- Problem details -
Read the lines that follow and pick out every one containing the word "Ayar".

[Lines of data]
——

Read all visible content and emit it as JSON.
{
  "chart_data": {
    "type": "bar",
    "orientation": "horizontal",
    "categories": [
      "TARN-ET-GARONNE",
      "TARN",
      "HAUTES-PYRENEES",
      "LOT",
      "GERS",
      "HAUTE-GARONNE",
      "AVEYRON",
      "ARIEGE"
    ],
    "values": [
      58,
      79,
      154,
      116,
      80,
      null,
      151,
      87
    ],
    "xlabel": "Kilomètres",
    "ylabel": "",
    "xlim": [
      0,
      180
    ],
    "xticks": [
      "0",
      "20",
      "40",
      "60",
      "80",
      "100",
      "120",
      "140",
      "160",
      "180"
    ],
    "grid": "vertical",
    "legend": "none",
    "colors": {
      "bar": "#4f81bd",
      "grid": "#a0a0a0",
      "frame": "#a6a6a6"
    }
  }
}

——

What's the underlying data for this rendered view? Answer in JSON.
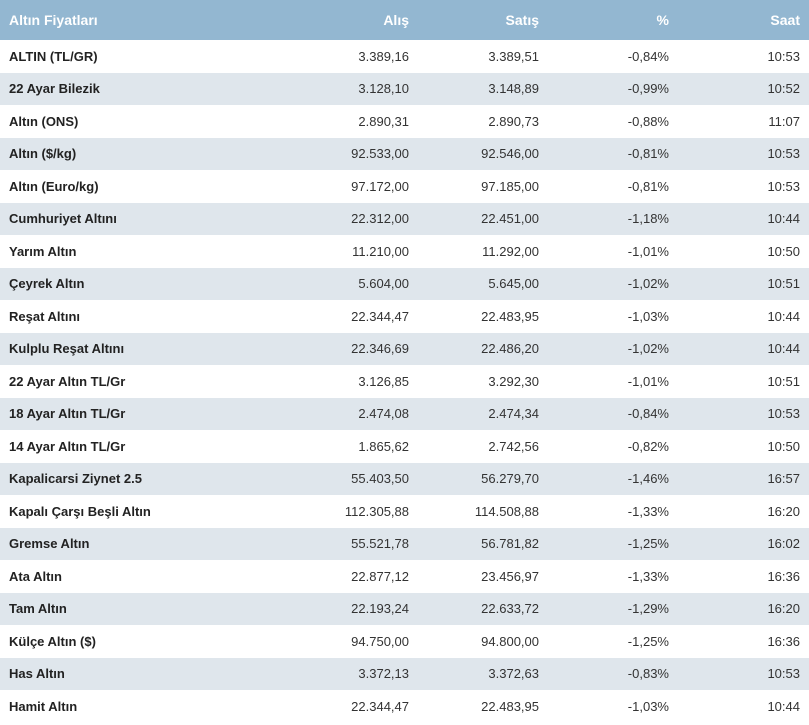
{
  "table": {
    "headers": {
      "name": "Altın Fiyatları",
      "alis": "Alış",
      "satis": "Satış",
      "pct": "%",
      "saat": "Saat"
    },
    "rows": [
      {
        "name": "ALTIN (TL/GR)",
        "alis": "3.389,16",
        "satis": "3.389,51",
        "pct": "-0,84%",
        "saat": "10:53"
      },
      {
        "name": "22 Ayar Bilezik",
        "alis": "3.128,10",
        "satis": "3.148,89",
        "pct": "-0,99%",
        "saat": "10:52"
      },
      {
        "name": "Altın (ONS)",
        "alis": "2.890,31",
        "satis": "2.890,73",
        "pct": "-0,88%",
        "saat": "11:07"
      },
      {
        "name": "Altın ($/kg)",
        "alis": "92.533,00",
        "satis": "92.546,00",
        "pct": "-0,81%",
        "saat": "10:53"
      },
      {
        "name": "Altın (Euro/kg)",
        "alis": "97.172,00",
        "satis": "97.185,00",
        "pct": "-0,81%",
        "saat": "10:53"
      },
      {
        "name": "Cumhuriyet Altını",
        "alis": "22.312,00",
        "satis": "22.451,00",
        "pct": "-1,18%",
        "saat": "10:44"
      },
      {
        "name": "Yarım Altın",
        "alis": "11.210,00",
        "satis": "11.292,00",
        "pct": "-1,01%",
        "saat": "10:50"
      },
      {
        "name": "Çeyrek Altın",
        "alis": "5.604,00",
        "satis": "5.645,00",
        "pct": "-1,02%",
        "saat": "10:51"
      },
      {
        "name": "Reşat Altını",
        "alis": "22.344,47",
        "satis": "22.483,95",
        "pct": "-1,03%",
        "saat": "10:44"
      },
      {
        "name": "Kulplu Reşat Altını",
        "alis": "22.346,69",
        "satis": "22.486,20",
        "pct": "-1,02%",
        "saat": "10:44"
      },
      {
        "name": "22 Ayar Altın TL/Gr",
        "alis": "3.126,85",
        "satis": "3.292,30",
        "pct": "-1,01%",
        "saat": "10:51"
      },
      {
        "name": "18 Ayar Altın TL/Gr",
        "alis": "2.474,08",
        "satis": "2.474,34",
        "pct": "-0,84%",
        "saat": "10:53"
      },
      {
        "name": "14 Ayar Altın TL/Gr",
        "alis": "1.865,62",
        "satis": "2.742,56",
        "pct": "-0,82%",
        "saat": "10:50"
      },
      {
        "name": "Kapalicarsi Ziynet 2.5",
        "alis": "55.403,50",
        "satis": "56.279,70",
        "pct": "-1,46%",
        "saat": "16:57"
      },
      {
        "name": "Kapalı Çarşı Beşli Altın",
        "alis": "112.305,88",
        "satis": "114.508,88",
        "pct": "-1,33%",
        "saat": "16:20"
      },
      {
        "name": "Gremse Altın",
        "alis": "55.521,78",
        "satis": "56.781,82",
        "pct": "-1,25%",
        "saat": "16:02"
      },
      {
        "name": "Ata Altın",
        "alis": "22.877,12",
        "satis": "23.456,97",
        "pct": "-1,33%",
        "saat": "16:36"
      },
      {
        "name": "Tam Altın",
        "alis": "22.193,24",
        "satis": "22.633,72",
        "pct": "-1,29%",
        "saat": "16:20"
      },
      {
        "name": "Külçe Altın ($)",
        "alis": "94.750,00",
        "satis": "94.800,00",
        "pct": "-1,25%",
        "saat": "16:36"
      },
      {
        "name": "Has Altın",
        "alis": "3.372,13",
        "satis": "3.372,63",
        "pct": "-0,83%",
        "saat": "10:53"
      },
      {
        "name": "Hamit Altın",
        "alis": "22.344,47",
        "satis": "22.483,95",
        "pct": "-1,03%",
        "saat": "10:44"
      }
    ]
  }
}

——

- Answer to this task -
        "name": "22 Ayar Bilezik",
        "name": "22 Ayar Altın TL/Gr",
        "name": "18 Ayar Altın TL/Gr",
        "name": "14 Ayar Altın TL/Gr",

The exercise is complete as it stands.